_Data rows:_
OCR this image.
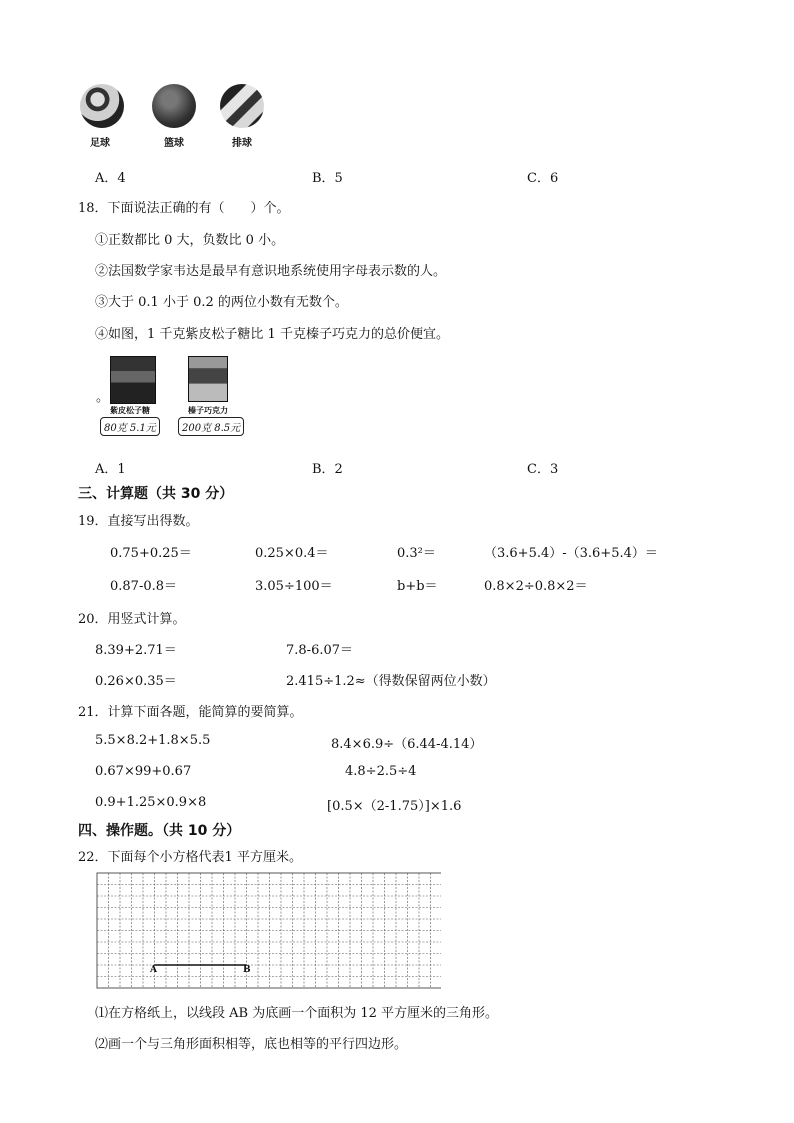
足球	篮球	排球
A．4	B．5	C．6
18．下面说法正确的有（　　）个。
①正数都比 0 大，负数比 0 小。
②法国数学家韦达是最早有意识地系统使用字母表示数的人。
③大于 0.1 小于 0.2 的两位小数有无数个。
④如图，1 千克紫皮松子糖比 1 千克榛子巧克力的总价便宜。
。
紫皮松子糖
80克 5.1元
榛子巧克力
200克 8.5元
A．1	B．2	C．3
三、计算题（共 30 分）
19．直接写出得数。
0.75+0.25＝	0.25×0.4＝	0.3²＝	（3.6+5.4）-（3.6+5.4）＝
0.87-0.8＝	3.05÷100＝	b+b＝	0.8×2÷0.8×2＝
20．用竖式计算。
8.39+2.71＝	7.8-6.07＝
0.26×0.35＝	2.415÷1.2≈（得数保留两位小数）
21．计算下面各题，能简算的要简算。
5.5×8.2+1.8×5.5	8.4×6.9÷（6.44-4.14）
0.67×99+0.67	4.8÷2.5÷4
0.9+1.25×0.9×8	[0.5×（2-1.75）]×1.6
四、操作题。（共 10 分）
22．下面每个小方格代表1 平方厘米。
A	B
⑴在方格纸上，以线段 AB 为底画一个面积为 12 平方厘米的三角形。
⑵画一个与三角形面积相等，底也相等的平行四边形。
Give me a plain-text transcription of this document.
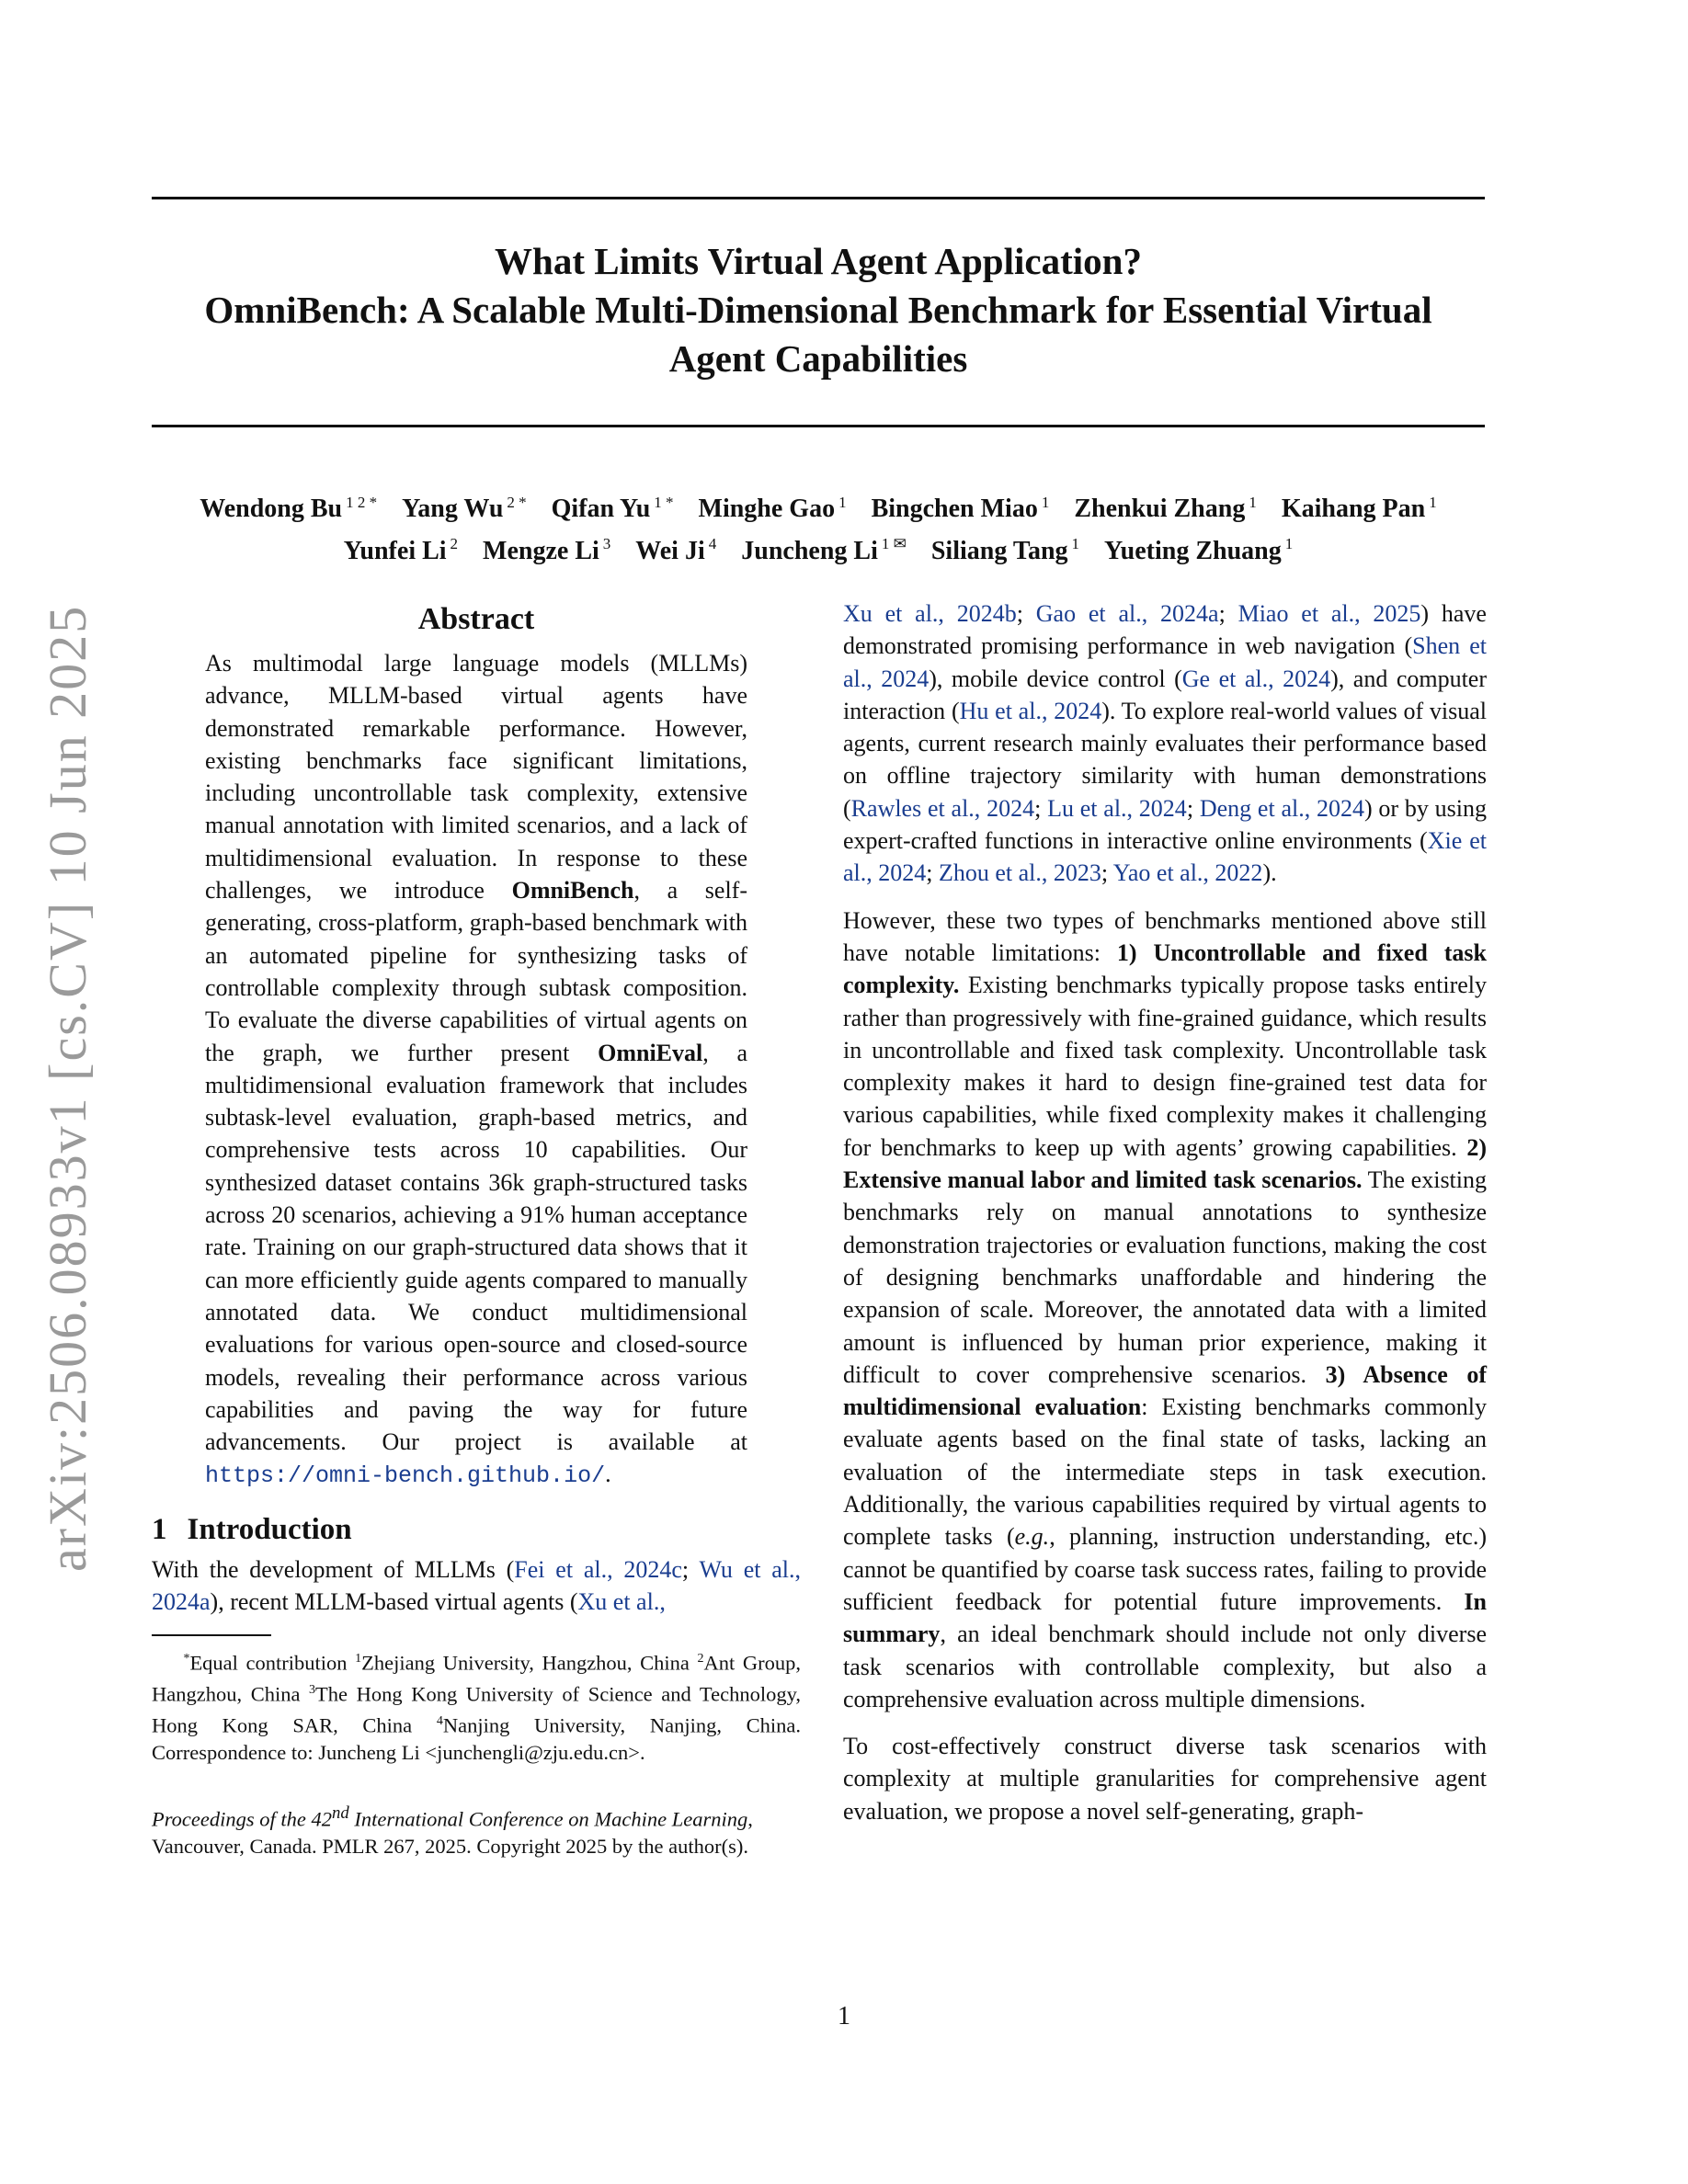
arXiv:2506.08933v1 [cs.CV] 10 Jun 2025
What Limits Virtual Agent Application?
OmniBench: A Scalable Multi-Dimensional Benchmark for Essential Virtual
Agent Capabilities
Wendong Bu $^{1 2 *}$ Yang Wu $^{2 *}$ Qifan Yu $^{1 *}$ Minghe Gao $^1$ Bingchen Miao $^1$ Zhenkui Zhang $^1$ Kaihang Pan $^1$
Yunfei Li $^2$ Mengze Li $^3$ Wei Ji $^4$ Juncheng Li $^{1 ✉}$ Siliang Tang $^1$ Yueting Zhuang $^1$
Abstract

As multimodal large language models (MLLMs) advance, MLLM-based virtual agents have demonstrated remarkable performance. However, existing benchmarks face significant limitations, including uncontrollable task complexity, extensive manual annotation with limited scenarios, and a lack of multidimensional evaluation. In response to these challenges, we introduce OmniBench, a self-generating, cross-platform, graph-based benchmark with an automated pipeline for synthesizing tasks of controllable complexity through subtask composition. To evaluate the diverse capabilities of virtual agents on the graph, we further present OmniEval, a multidimensional evaluation framework that includes subtask-level evaluation, graph-based metrics, and comprehensive tests across 10 capabilities. Our synthesized dataset contains 36k graph-structured tasks across 20 scenarios, achieving a 91% human acceptance rate. Training on our graph-structured data shows that it can more efficiently guide agents compared to manually annotated data. We conduct multidimensional evaluations for various open-source and closed-source models, revealing their performance across various capabilities and paving the way for future advancements. Our project is available at https://omni-bench.github.io/.

1 Introduction

With the development of MLLMs (Fei et al., 2024c; Wu et al., 2024a), recent MLLM-based virtual agents (Xu et al.,

*Equal contribution $^1$Zhejiang University, Hangzhou, China $^2$Ant Group, Hangzhou, China $^3$The Hong Kong University of Science and Technology, Hong Kong SAR, China $^4$Nanjing University, Nanjing, China. Correspondence to: Juncheng Li <junchengli@zju.edu.cn>.

Proceedings of the 42nd International Conference on Machine Learning, Vancouver, Canada. PMLR 267, 2025. Copyright 2025 by the author(s).

Xu et al., 2024b; Gao et al., 2024a; Miao et al., 2025) have demonstrated promising performance in web navigation (Shen et al., 2024), mobile device control (Ge et al., 2024), and computer interaction (Hu et al., 2024). To explore real-world values of visual agents, current research mainly evaluates their performance based on offline trajectory similarity with human demonstrations (Rawles et al., 2024; Lu et al., 2024; Deng et al., 2024) or by using expert-crafted functions in interactive online environments (Xie et al., 2024; Zhou et al., 2023; Yao et al., 2022).

However, these two types of benchmarks mentioned above still have notable limitations: 1) Uncontrollable and fixed task complexity. Existing benchmarks typically propose tasks entirely rather than progressively with fine-grained guidance, which results in uncontrollable and fixed task complexity. Uncontrollable task complexity makes it hard to design fine-grained test data for various capabilities, while fixed complexity makes it challenging for benchmarks to keep up with agents’ growing capabilities. 2) Extensive manual labor and limited task scenarios. The existing benchmarks rely on manual annotations to synthesize demonstration trajectories or evaluation functions, making the cost of designing benchmarks unaffordable and hindering the expansion of scale. Moreover, the annotated data with a limited amount is influenced by human prior experience, making it difficult to cover comprehensive scenarios. 3) Absence of multidimensional evaluation: Existing benchmarks commonly evaluate agents based on the final state of tasks, lacking an evaluation of the intermediate steps in task execution. Additionally, the various capabilities required by virtual agents to complete tasks (e.g., planning, instruction understanding, etc.) cannot be quantified by coarse task success rates, failing to provide sufficient feedback for potential future improvements. In summary, an ideal benchmark should include not only diverse task scenarios with controllable complexity, but also a comprehensive evaluation across multiple dimensions.

To cost-effectively construct diverse task scenarios with complexity at multiple granularities for comprehensive agent evaluation, we propose a novel self-generating, graph-

1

_What you should do:_ Scan the material above for the string "Miao" and return the lines that hold it.

_Written answer:_
Wendong Bu $^{1 2 *}$ Yang Wu $^{2 *}$ Qifan Yu $^{1 *}$ Minghe Gao $^1$ Bingchen Miao $^1$ Zhenkui Zhang $^1$ Kaihang Pan $^1$
Xu et al., 2024b; Gao et al., 2024a; Miao et al., 2025) have demonstrated promising performance in web navigation (Shen et al., 2024), mobile device control (Ge et al., 2024), and computer interaction (Hu et al., 2024). To explore real-world values of visual agents, current research mainly evaluates their performance based on offline trajectory similarity with human demonstrations (Rawles et al., 2024; Lu et al., 2024; Deng et al., 2024) or by using expert-crafted functions in interactive online environments (Xie et al., 2024; Zhou et al., 2023; Yao et al., 2022).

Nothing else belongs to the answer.